● **EXERCISE DIRECTIONS**
Repeat every record below exactly, omitting any pictures.

[Entries with figure data]

··········

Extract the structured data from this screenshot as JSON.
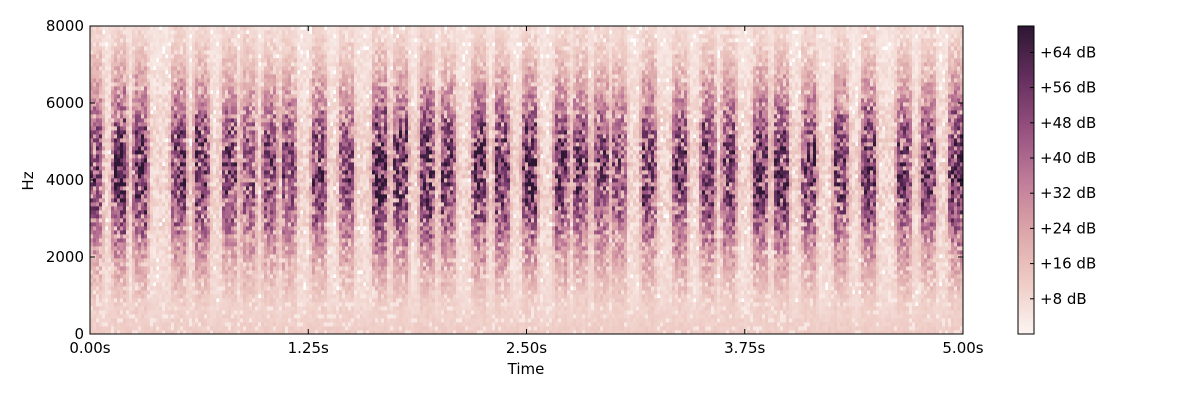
{
  "chart_data": {
    "type": "heatmap",
    "title": "",
    "xlabel": "Time",
    "ylabel": "Hz",
    "xlim": [
      0,
      5
    ],
    "ylim": [
      0,
      8000
    ],
    "x_ticks": [
      {
        "value": 0,
        "label": "0.00s"
      },
      {
        "value": 1.25,
        "label": "1.25s"
      },
      {
        "value": 2.5,
        "label": "2.50s"
      },
      {
        "value": 3.75,
        "label": "3.75s"
      },
      {
        "value": 5,
        "label": "5.00s"
      }
    ],
    "y_ticks": [
      {
        "value": 0,
        "label": "0"
      },
      {
        "value": 2000,
        "label": "2000"
      },
      {
        "value": 4000,
        "label": "4000"
      },
      {
        "value": 6000,
        "label": "6000"
      },
      {
        "value": 8000,
        "label": "8000"
      }
    ],
    "colorbar": {
      "range_db": [
        0,
        70
      ],
      "ticks": [
        {
          "value": 8,
          "label": "+8 dB"
        },
        {
          "value": 16,
          "label": "+16 dB"
        },
        {
          "value": 24,
          "label": "+24 dB"
        },
        {
          "value": 32,
          "label": "+32 dB"
        },
        {
          "value": 40,
          "label": "+40 dB"
        },
        {
          "value": 48,
          "label": "+48 dB"
        },
        {
          "value": 56,
          "label": "+56 dB"
        },
        {
          "value": 64,
          "label": "+64 dB"
        }
      ]
    },
    "colors": [
      "#fcf5f3",
      "#efccc5",
      "#dca6a9",
      "#bf7b98",
      "#95507f",
      "#632e5d",
      "#2d1733"
    ],
    "grid": false,
    "events_s": [
      0.03,
      0.17,
      0.29,
      0.51,
      0.64,
      0.8,
      0.91,
      1.03,
      1.14,
      1.31,
      1.47,
      1.66,
      1.78,
      1.93,
      2.05,
      2.23,
      2.36,
      2.52,
      2.7,
      2.81,
      2.93,
      3.03,
      3.2,
      3.38,
      3.54,
      3.66,
      3.84,
      3.96,
      4.12,
      4.3,
      4.46,
      4.66,
      4.8,
      4.96
    ],
    "event_peak_db": [
      50,
      62,
      60,
      58,
      58,
      52,
      46,
      50,
      48,
      52,
      48,
      66,
      60,
      62,
      55,
      60,
      58,
      62,
      56,
      54,
      50,
      48,
      56,
      54,
      58,
      52,
      58,
      62,
      56,
      54,
      58,
      54,
      52,
      60
    ],
    "energy_band_hz": [
      2000,
      6500
    ]
  }
}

··········

● **CORRECT RESPONSE**
Extract the structured data from this screenshot as JSON.
{
  "chart_data": {
    "type": "heatmap",
    "title": "",
    "xlabel": "Time",
    "ylabel": "Hz",
    "xlim": [
      0,
      5
    ],
    "ylim": [
      0,
      8000
    ],
    "x_ticks": [
      {
        "value": 0,
        "label": "0.00s"
      },
      {
        "value": 1.25,
        "label": "1.25s"
      },
      {
        "value": 2.5,
        "label": "2.50s"
      },
      {
        "value": 3.75,
        "label": "3.75s"
      },
      {
        "value": 5,
        "label": "5.00s"
      }
    ],
    "y_ticks": [
      {
        "value": 0,
        "label": "0"
      },
      {
        "value": 2000,
        "label": "2000"
      },
      {
        "value": 4000,
        "label": "4000"
      },
      {
        "value": 6000,
        "label": "6000"
      },
      {
        "value": 8000,
        "label": "8000"
      }
    ],
    "colorbar": {
      "range_db": [
        0,
        70
      ],
      "ticks": [
        {
          "value": 8,
          "label": "+8 dB"
        },
        {
          "value": 16,
          "label": "+16 dB"
        },
        {
          "value": 24,
          "label": "+24 dB"
        },
        {
          "value": 32,
          "label": "+32 dB"
        },
        {
          "value": 40,
          "label": "+40 dB"
        },
        {
          "value": 48,
          "label": "+48 dB"
        },
        {
          "value": 56,
          "label": "+56 dB"
        },
        {
          "value": 64,
          "label": "+64 dB"
        }
      ]
    },
    "colors": [
      "#fcf5f3",
      "#efccc5",
      "#dca6a9",
      "#bf7b98",
      "#95507f",
      "#632e5d",
      "#2d1733"
    ],
    "grid": false,
    "events_s": [
      0.03,
      0.17,
      0.29,
      0.51,
      0.64,
      0.8,
      0.91,
      1.03,
      1.14,
      1.31,
      1.47,
      1.66,
      1.78,
      1.93,
      2.05,
      2.23,
      2.36,
      2.52,
      2.7,
      2.81,
      2.93,
      3.03,
      3.2,
      3.38,
      3.54,
      3.66,
      3.84,
      3.96,
      4.12,
      4.3,
      4.46,
      4.66,
      4.8,
      4.96
    ],
    "event_peak_db": [
      50,
      62,
      60,
      58,
      58,
      52,
      46,
      50,
      48,
      52,
      48,
      66,
      60,
      62,
      55,
      60,
      58,
      62,
      56,
      54,
      50,
      48,
      56,
      54,
      58,
      52,
      58,
      62,
      56,
      54,
      58,
      54,
      52,
      60
    ],
    "energy_band_hz": [
      2000,
      6500
    ]
  }
}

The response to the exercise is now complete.